--- The problem ---
All the data should be repeated exactly. Any image in it is left out.

--- Stored rows ---
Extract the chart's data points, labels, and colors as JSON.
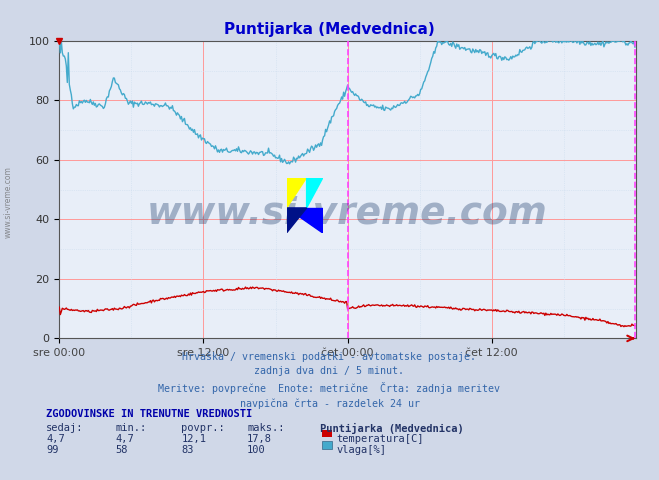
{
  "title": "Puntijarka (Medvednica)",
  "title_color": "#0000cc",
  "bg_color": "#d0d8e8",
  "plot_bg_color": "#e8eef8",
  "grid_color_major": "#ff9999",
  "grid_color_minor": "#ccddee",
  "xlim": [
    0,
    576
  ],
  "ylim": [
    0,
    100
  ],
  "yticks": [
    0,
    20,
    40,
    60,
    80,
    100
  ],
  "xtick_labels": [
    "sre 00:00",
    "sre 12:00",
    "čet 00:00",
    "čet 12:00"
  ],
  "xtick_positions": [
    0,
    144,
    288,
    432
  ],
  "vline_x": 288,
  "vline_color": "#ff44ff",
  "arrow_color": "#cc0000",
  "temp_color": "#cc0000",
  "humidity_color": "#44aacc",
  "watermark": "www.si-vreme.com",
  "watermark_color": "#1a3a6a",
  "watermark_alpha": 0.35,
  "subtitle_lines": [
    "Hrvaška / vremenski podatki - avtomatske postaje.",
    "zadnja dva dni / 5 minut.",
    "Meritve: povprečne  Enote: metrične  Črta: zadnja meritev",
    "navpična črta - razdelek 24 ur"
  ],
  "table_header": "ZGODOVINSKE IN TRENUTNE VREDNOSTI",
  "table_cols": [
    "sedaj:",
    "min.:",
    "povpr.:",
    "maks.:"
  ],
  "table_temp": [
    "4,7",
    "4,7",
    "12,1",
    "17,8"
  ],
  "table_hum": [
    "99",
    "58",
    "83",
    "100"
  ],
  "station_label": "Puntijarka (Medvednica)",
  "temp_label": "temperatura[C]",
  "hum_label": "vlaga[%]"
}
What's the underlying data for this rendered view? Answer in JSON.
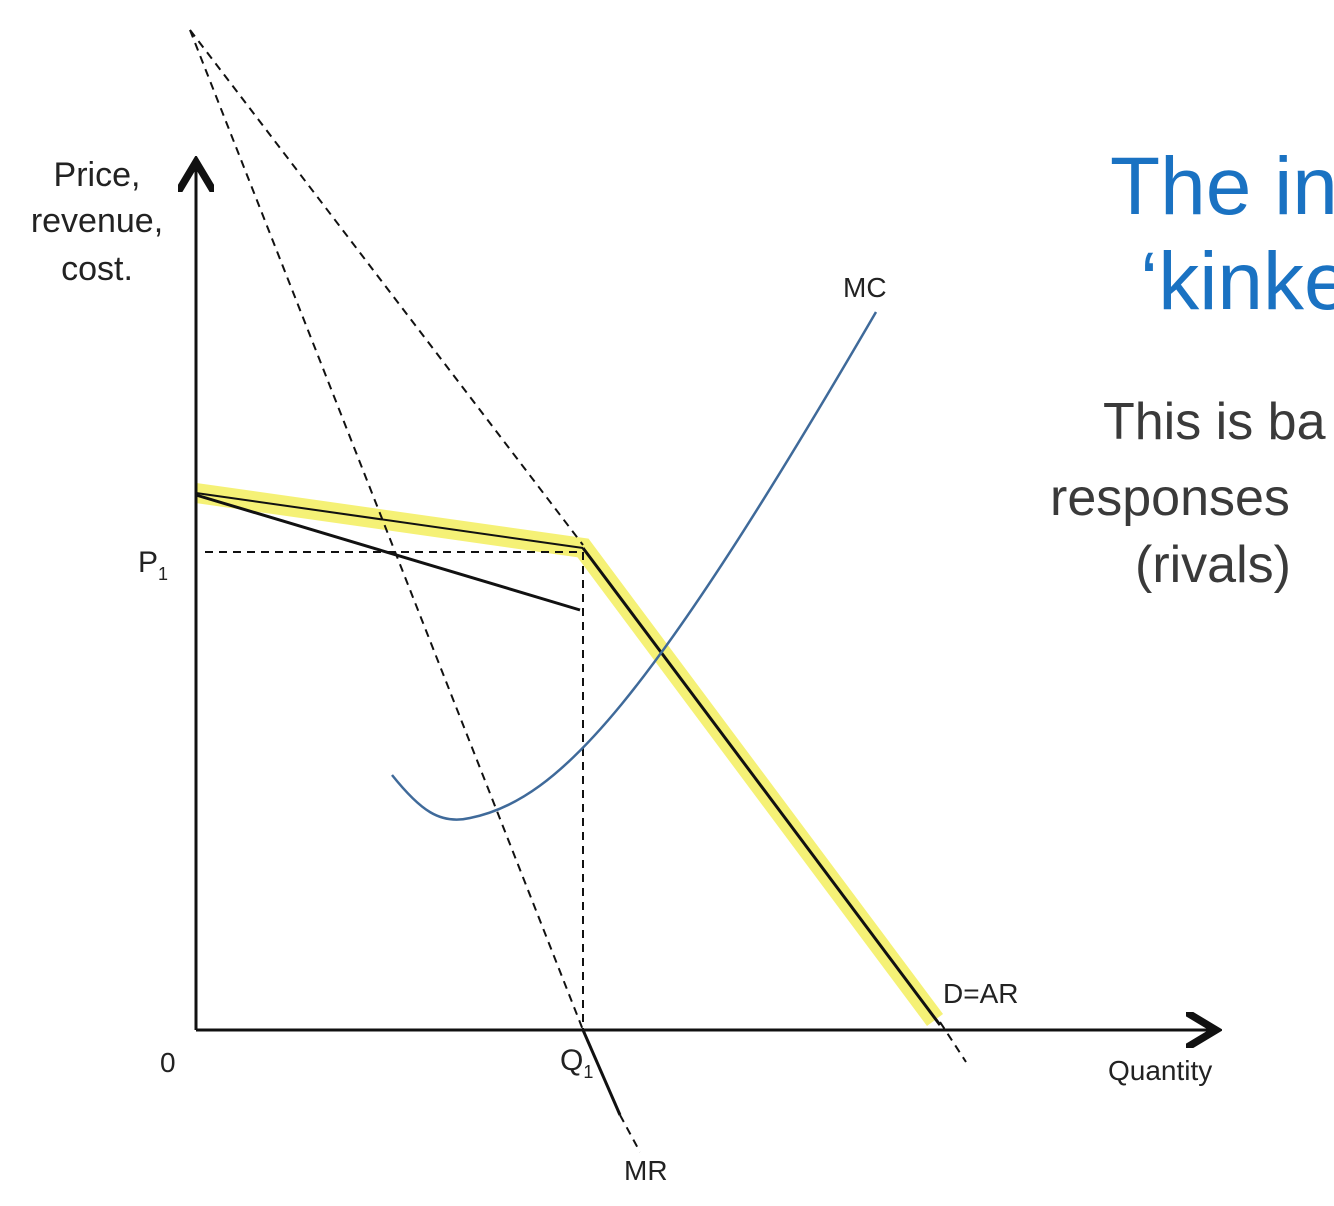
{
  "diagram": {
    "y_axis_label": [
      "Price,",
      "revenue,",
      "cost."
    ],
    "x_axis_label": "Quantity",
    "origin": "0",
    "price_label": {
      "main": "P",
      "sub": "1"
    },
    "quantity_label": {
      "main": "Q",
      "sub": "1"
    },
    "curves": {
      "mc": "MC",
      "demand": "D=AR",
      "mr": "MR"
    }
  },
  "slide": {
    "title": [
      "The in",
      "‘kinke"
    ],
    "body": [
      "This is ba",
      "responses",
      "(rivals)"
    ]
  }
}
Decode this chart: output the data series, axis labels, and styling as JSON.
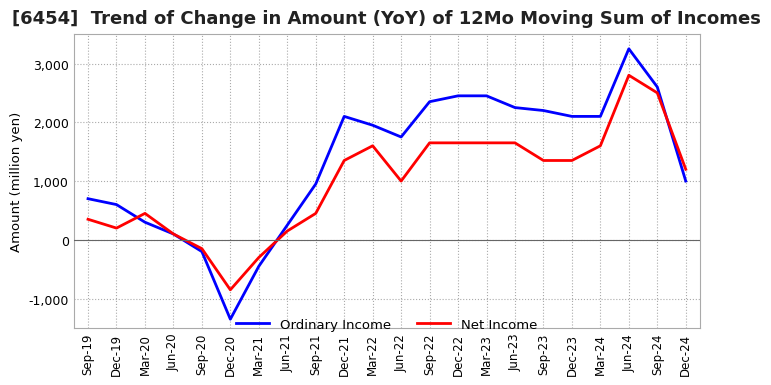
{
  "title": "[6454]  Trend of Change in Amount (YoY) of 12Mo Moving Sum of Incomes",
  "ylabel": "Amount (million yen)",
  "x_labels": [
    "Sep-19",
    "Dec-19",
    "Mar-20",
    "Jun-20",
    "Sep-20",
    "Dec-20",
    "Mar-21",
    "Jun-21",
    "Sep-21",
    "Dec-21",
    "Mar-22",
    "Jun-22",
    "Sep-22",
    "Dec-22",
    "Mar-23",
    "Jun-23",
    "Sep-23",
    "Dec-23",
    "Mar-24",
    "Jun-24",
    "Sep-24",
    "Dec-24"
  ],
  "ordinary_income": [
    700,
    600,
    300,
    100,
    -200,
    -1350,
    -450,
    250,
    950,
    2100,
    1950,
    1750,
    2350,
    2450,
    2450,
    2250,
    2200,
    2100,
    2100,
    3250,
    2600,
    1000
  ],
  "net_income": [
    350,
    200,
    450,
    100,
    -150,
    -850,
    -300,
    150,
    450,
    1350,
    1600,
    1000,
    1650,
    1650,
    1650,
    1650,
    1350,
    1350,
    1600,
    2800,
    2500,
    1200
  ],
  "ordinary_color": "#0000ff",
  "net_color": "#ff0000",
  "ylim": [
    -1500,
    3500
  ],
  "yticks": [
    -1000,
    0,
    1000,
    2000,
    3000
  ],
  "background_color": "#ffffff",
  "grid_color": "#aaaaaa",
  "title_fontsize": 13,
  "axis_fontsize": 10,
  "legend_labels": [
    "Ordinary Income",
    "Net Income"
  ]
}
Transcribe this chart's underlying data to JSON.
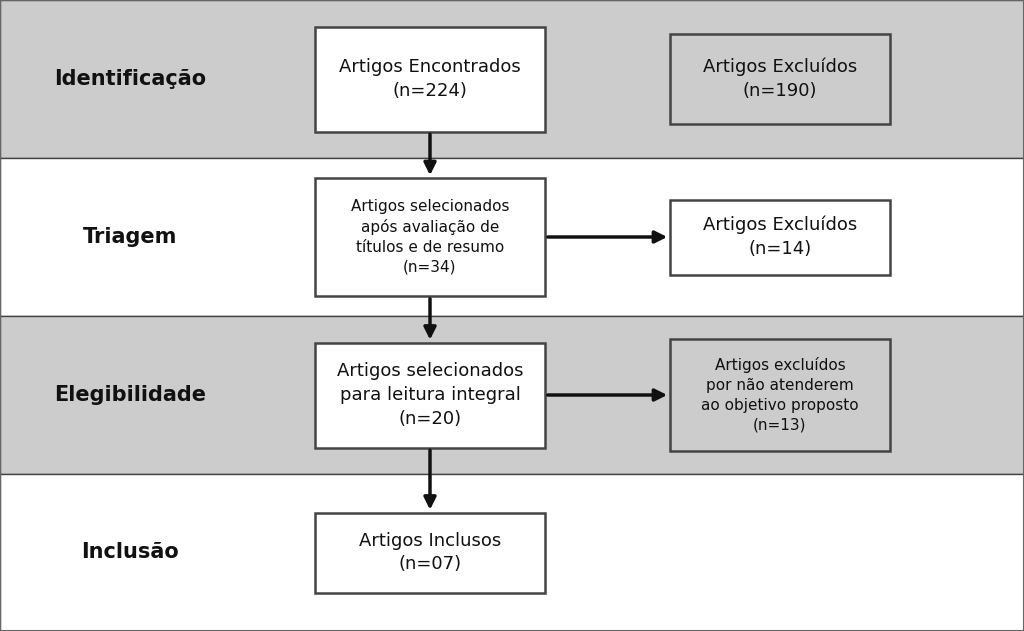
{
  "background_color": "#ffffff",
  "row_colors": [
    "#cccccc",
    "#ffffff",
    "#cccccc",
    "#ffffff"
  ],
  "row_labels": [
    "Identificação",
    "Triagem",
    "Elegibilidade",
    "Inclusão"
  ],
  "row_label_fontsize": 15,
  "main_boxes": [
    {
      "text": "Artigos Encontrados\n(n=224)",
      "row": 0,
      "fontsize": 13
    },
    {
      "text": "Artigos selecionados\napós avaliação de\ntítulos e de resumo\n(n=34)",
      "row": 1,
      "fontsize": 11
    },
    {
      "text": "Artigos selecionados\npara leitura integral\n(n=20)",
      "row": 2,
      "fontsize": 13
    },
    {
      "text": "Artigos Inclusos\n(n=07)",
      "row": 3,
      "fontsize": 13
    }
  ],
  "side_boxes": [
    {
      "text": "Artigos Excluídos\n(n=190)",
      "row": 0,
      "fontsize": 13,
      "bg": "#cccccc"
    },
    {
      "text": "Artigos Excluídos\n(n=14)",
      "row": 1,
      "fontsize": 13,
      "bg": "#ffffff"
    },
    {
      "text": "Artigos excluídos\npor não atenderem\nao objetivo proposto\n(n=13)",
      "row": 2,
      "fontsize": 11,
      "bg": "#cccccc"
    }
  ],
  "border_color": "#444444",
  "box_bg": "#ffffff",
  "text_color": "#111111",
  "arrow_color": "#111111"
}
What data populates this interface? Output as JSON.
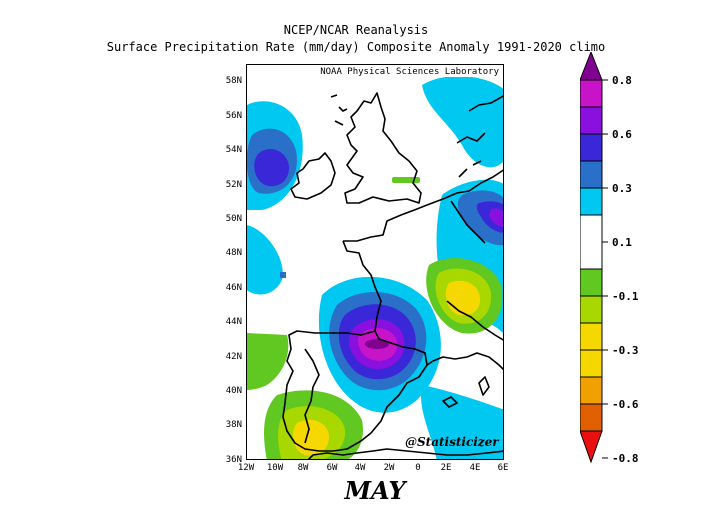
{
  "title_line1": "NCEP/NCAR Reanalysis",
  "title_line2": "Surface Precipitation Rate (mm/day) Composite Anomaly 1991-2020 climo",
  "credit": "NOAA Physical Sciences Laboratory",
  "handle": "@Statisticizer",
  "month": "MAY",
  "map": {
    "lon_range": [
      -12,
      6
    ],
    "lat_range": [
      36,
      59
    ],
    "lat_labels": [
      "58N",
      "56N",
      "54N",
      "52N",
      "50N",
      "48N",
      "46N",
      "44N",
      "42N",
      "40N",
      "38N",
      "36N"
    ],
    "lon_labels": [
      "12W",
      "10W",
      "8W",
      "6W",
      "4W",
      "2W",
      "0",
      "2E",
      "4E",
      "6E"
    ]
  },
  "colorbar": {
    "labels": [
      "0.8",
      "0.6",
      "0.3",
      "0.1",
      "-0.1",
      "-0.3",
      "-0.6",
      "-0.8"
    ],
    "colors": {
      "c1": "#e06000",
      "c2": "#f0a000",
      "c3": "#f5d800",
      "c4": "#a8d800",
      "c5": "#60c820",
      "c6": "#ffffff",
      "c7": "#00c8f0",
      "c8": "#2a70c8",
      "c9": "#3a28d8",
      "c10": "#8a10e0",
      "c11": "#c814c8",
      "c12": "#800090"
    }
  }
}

--- Result of this task ---
Extract the chart's data points, labels, and colors as JSON.
{
  "title": "Puntijarka (Medvednica)",
  "title_color": "#0000cc",
  "bg_color": "#d0d8e8",
  "plot_bg_color": "#e8eef8",
  "grid_color_major": "#ff9999",
  "grid_color_minor": "#ccddee",
  "xlim": [
    0,
    576
  ],
  "ylim": [
    0,
    100
  ],
  "yticks": [
    0,
    20,
    40,
    60,
    80,
    100
  ],
  "xtick_labels": [
    "sre 00:00",
    "sre 12:00",
    "čet 00:00",
    "čet 12:00"
  ],
  "xtick_positions": [
    0,
    144,
    288,
    432
  ],
  "vline_x": 288,
  "vline_color": "#ff44ff",
  "arrow_color": "#cc0000",
  "temp_color": "#cc0000",
  "humidity_color": "#44aacc",
  "watermark": "www.si-vreme.com",
  "watermark_color": "#1a3a6a",
  "watermark_alpha": 0.35,
  "subtitle_lines": [
    "Hrvaška / vremenski podatki - avtomatske postaje.",
    "zadnja dva dni / 5 minut.",
    "Meritve: povprečne  Enote: metrične  Črta: zadnja meritev",
    "navpična črta - razdelek 24 ur"
  ],
  "table_header": "ZGODOVINSKE IN TRENUTNE VREDNOSTI",
  "table_cols": [
    "sedaj:",
    "min.:",
    "povpr.:",
    "maks.:"
  ],
  "table_temp": [
    "4,7",
    "4,7",
    "12,1",
    "17,8"
  ],
  "table_hum": [
    "99",
    "58",
    "83",
    "100"
  ],
  "station_label": "Puntijarka (Medvednica)",
  "temp_label": "temperatura[C]",
  "hum_label": "vlaga[%]"
}
What's the underlying data for this rendered view? Answer in JSON.
{
  "diagram": {
    "y_axis_label": [
      "Price,",
      "revenue,",
      "cost."
    ],
    "x_axis_label": "Quantity",
    "origin": "0",
    "price_label": {
      "main": "P",
      "sub": "1"
    },
    "quantity_label": {
      "main": "Q",
      "sub": "1"
    },
    "curves": {
      "mc": "MC",
      "demand": "D=AR",
      "mr": "MR"
    }
  },
  "slide": {
    "title": [
      "The in",
      "‘kinke"
    ],
    "body": [
      "This is ba",
      "responses",
      "(rivals)"
    ]
  }
}
Decode this chart: output the data series, axis labels, and styling as JSON.
{
  "title": "[6454]  Trend of Change in Amount (YoY) of 12Mo Moving Sum of Incomes",
  "ylabel": "Amount (million yen)",
  "x_labels": [
    "Sep-19",
    "Dec-19",
    "Mar-20",
    "Jun-20",
    "Sep-20",
    "Dec-20",
    "Mar-21",
    "Jun-21",
    "Sep-21",
    "Dec-21",
    "Mar-22",
    "Jun-22",
    "Sep-22",
    "Dec-22",
    "Mar-23",
    "Jun-23",
    "Sep-23",
    "Dec-23",
    "Mar-24",
    "Jun-24",
    "Sep-24",
    "Dec-24"
  ],
  "ordinary_income": [
    700,
    600,
    300,
    100,
    -200,
    -1350,
    -450,
    250,
    950,
    2100,
    1950,
    1750,
    2350,
    2450,
    2450,
    2250,
    2200,
    2100,
    2100,
    3250,
    2600,
    1000
  ],
  "net_income": [
    350,
    200,
    450,
    100,
    -150,
    -850,
    -300,
    150,
    450,
    1350,
    1600,
    1000,
    1650,
    1650,
    1650,
    1650,
    1350,
    1350,
    1600,
    2800,
    2500,
    1200
  ],
  "ordinary_color": "#0000ff",
  "net_color": "#ff0000",
  "ylim": [
    -1500,
    3500
  ],
  "yticks": [
    -1000,
    0,
    1000,
    2000,
    3000
  ],
  "background_color": "#ffffff",
  "grid_color": "#aaaaaa",
  "title_fontsize": 13,
  "axis_fontsize": 10,
  "legend_labels": [
    "Ordinary Income",
    "Net Income"
  ]
}
Transcribe this chart's underlying data to JSON.
{
  "background_color": "#ffffff",
  "row_colors": [
    "#cccccc",
    "#ffffff",
    "#cccccc",
    "#ffffff"
  ],
  "row_labels": [
    "Identificação",
    "Triagem",
    "Elegibilidade",
    "Inclusão"
  ],
  "row_label_fontsize": 15,
  "main_boxes": [
    {
      "text": "Artigos Encontrados\n(n=224)",
      "row": 0,
      "fontsize": 13
    },
    {
      "text": "Artigos selecionados\napós avaliação de\ntítulos e de resumo\n(n=34)",
      "row": 1,
      "fontsize": 11
    },
    {
      "text": "Artigos selecionados\npara leitura integral\n(n=20)",
      "row": 2,
      "fontsize": 13
    },
    {
      "text": "Artigos Inclusos\n(n=07)",
      "row": 3,
      "fontsize": 13
    }
  ],
  "side_boxes": [
    {
      "text": "Artigos Excluídos\n(n=190)",
      "row": 0,
      "fontsize": 13,
      "bg": "#cccccc"
    },
    {
      "text": "Artigos Excluídos\n(n=14)",
      "row": 1,
      "fontsize": 13,
      "bg": "#ffffff"
    },
    {
      "text": "Artigos excluídos\npor não atenderem\nao objetivo proposto\n(n=13)",
      "row": 2,
      "fontsize": 11,
      "bg": "#cccccc"
    }
  ],
  "border_color": "#444444",
  "box_bg": "#ffffff",
  "text_color": "#111111",
  "arrow_color": "#111111"
}
What data populates this interface? Output as JSON.
{
  "title_line1": "NCEP/NCAR Reanalysis",
  "title_line2": "Surface Precipitation Rate (mm/day) Composite Anomaly 1991-2020 climo",
  "credit": "NOAA Physical Sciences Laboratory",
  "handle": "@Statisticizer",
  "month": "MAY",
  "map": {
    "lon_range": [
      -12,
      6
    ],
    "lat_range": [
      36,
      59
    ],
    "lat_labels": [
      "58N",
      "56N",
      "54N",
      "52N",
      "50N",
      "48N",
      "46N",
      "44N",
      "42N",
      "40N",
      "38N",
      "36N"
    ],
    "lon_labels": [
      "12W",
      "10W",
      "8W",
      "6W",
      "4W",
      "2W",
      "0",
      "2E",
      "4E",
      "6E"
    ]
  },
  "colorbar": {
    "labels": [
      "0.8",
      "0.6",
      "0.3",
      "0.1",
      "-0.1",
      "-0.3",
      "-0.6",
      "-0.8"
    ],
    "colors": {
      "c1": "#e06000",
      "c2": "#f0a000",
      "c3": "#f5d800",
      "c4": "#a8d800",
      "c5": "#60c820",
      "c6": "#ffffff",
      "c7": "#00c8f0",
      "c8": "#2a70c8",
      "c9": "#3a28d8",
      "c10": "#8a10e0",
      "c11": "#c814c8",
      "c12": "#800090"
    }
  }
}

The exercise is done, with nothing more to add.